::: Dataset extract :::

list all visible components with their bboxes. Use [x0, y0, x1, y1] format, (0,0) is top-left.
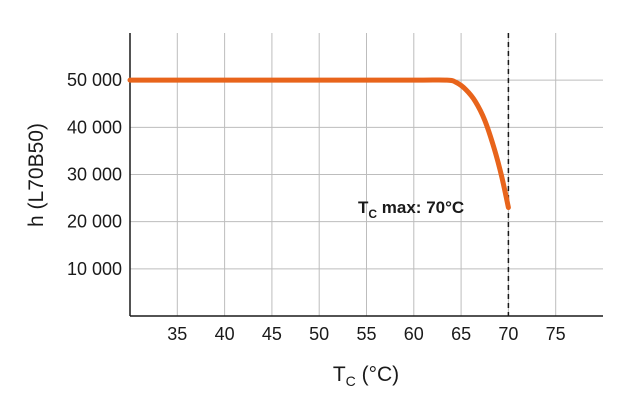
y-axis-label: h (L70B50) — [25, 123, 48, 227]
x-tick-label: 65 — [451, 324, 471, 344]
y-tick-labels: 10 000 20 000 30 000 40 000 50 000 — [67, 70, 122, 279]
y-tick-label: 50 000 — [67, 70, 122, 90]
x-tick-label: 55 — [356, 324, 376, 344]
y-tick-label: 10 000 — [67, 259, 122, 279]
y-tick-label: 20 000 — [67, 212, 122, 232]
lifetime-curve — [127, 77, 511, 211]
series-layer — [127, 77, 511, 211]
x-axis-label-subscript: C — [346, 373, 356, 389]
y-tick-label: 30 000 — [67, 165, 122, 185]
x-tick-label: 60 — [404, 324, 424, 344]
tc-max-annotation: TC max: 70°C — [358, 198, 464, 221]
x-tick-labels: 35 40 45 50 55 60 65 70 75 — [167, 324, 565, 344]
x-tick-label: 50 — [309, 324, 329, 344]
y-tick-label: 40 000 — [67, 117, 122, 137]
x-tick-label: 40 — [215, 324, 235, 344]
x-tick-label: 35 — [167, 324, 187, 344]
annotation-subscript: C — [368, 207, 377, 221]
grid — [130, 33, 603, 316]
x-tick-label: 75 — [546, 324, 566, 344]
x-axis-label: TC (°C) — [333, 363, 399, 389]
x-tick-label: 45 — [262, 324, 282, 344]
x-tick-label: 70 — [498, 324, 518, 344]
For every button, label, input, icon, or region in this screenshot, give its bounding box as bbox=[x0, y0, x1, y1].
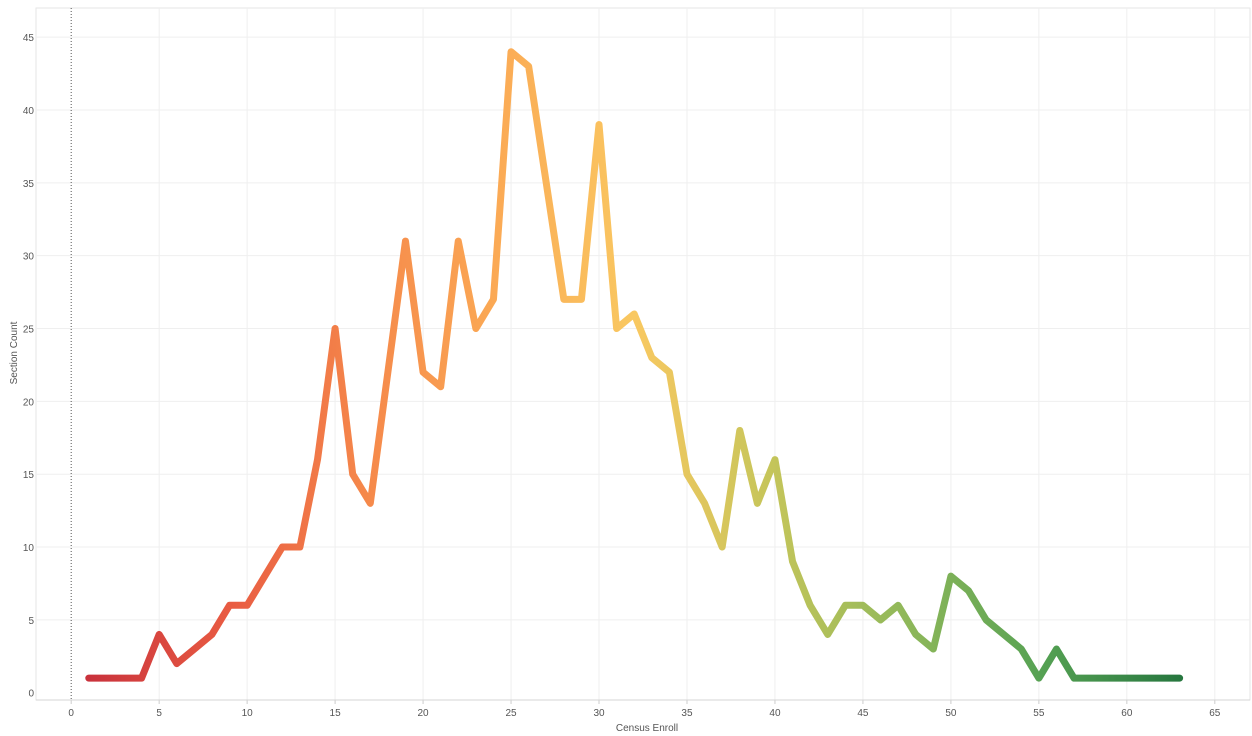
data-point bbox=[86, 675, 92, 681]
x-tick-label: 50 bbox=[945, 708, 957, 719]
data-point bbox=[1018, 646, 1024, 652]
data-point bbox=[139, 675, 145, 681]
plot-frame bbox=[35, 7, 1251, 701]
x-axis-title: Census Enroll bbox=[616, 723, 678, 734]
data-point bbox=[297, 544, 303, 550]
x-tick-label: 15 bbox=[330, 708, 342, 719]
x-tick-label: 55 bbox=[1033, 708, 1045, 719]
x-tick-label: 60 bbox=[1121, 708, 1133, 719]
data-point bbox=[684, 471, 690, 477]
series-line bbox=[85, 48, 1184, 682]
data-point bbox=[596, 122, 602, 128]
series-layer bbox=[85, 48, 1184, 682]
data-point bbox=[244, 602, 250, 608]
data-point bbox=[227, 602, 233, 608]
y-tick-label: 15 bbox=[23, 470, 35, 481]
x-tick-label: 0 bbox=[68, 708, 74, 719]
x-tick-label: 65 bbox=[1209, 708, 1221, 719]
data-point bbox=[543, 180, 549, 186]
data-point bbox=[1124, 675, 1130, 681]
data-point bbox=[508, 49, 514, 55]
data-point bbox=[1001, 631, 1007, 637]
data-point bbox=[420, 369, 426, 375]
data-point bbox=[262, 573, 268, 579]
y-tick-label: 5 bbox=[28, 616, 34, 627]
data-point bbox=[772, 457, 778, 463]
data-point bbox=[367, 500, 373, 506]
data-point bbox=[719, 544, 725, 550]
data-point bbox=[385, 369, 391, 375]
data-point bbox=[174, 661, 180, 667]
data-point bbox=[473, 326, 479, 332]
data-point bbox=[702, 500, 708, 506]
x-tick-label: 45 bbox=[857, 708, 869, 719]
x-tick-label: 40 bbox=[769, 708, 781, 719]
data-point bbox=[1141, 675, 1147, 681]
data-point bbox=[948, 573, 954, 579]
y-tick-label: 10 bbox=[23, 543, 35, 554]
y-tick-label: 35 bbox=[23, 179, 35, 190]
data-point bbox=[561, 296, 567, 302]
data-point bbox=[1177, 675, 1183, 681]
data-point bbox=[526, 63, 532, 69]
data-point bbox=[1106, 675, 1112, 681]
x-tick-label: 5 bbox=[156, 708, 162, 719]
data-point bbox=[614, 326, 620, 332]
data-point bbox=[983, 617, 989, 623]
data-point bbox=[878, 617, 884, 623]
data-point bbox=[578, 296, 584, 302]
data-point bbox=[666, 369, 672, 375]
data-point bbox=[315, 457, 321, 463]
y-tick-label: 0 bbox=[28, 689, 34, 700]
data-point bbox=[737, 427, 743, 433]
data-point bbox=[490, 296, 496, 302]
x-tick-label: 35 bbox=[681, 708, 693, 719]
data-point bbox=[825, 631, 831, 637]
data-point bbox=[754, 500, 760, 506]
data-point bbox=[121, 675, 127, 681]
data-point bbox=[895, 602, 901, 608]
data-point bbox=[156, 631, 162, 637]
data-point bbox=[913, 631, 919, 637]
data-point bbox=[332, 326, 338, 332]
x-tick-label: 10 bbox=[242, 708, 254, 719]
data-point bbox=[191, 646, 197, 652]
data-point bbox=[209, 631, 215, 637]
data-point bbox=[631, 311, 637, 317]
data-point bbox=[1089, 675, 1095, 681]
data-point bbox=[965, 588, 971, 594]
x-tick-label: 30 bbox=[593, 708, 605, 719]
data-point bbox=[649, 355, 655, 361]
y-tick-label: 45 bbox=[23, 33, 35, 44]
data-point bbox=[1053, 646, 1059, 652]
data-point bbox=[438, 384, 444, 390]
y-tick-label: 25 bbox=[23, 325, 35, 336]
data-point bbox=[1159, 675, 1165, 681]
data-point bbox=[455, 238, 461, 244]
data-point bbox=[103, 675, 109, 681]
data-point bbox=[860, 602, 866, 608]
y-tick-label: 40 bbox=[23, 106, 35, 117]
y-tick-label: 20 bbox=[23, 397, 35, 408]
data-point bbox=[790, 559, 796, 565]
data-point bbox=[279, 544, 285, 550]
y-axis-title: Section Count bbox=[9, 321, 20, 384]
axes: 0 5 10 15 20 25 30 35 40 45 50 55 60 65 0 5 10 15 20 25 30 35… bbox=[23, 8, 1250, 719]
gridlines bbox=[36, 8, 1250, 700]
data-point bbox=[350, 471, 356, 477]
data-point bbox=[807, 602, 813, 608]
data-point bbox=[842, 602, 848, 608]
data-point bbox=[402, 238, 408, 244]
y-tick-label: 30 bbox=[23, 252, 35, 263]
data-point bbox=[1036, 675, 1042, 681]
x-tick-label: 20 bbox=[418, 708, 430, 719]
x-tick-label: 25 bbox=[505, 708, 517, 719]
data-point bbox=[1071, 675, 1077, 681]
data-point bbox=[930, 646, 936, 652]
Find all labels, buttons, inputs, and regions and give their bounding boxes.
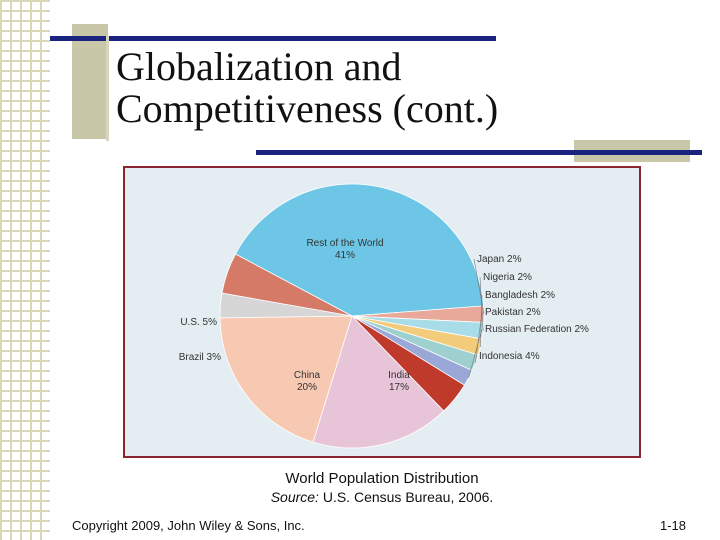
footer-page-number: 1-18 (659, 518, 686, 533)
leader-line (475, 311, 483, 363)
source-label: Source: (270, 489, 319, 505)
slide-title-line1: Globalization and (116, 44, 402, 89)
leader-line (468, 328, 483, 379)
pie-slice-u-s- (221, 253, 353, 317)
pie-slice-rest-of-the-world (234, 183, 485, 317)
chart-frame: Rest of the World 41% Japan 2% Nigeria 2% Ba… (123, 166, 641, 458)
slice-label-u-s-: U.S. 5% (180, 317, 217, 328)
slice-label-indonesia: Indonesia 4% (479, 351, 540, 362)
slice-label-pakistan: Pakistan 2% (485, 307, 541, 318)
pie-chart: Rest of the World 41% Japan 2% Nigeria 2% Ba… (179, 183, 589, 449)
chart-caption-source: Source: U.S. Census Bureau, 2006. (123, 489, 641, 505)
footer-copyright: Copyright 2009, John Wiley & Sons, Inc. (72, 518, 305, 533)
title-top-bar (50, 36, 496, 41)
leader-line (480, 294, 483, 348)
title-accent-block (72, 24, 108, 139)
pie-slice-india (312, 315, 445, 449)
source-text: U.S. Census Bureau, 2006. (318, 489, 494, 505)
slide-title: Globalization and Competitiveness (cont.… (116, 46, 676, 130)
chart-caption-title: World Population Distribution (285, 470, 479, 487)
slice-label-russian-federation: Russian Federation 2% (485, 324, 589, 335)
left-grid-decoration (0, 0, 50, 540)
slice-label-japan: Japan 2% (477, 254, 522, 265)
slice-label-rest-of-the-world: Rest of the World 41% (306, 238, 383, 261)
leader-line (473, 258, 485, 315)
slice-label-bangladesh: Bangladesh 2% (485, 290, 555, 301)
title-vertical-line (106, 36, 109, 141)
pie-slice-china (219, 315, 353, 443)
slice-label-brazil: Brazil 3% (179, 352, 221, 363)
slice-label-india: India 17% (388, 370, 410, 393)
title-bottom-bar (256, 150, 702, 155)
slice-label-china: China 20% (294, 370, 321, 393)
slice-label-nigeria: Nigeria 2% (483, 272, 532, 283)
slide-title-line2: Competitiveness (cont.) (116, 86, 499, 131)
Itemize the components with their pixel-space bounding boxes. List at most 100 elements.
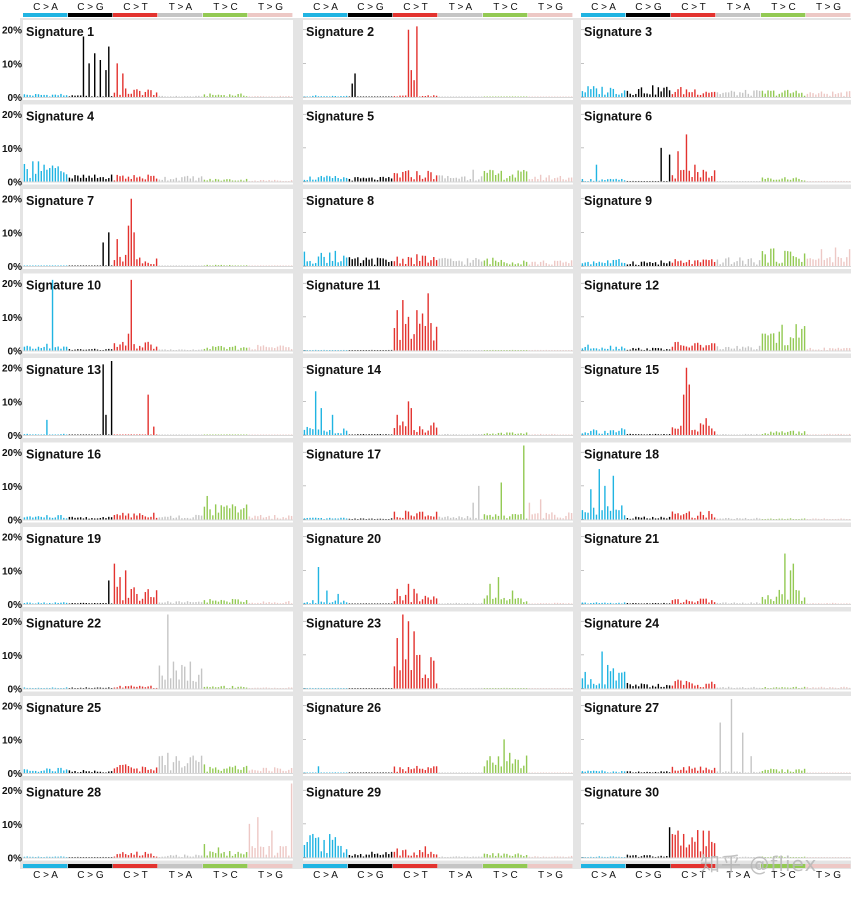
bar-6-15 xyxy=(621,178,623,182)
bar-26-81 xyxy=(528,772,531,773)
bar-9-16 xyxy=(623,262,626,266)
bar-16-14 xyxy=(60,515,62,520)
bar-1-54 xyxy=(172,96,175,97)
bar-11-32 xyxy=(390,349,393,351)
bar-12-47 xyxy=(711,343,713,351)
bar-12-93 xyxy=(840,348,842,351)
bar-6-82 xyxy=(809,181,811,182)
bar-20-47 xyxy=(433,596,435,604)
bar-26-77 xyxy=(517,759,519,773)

:::

What to work on:
Reproduce the listing lines without any changes, from the line with "y-axis-label: h (L70B50) — [25, 123, 48, 227]" up to and including the line with "x-tick-label: 60 — [404, 324, 424, 344]".

Task response:
y-axis-label: h (L70B50) — [25, 123, 48, 227]
x-tick-label: 65 — [451, 324, 471, 344]
y-tick-labels: 10 000 20 000 30 000 40 000 50 000 — [67, 70, 122, 279]
y-tick-label: 50 000 — [67, 70, 122, 90]
x-tick-label: 55 — [356, 324, 376, 344]
y-tick-label: 10 000 — [67, 259, 122, 279]
y-tick-label: 20 000 — [67, 212, 122, 232]
lifetime-curve — [127, 77, 511, 211]
series-layer — [127, 77, 511, 211]
x-axis-label-subscript: C — [346, 373, 356, 389]
y-tick-label: 30 000 — [67, 165, 122, 185]
x-tick-label: 60 — [404, 324, 424, 344]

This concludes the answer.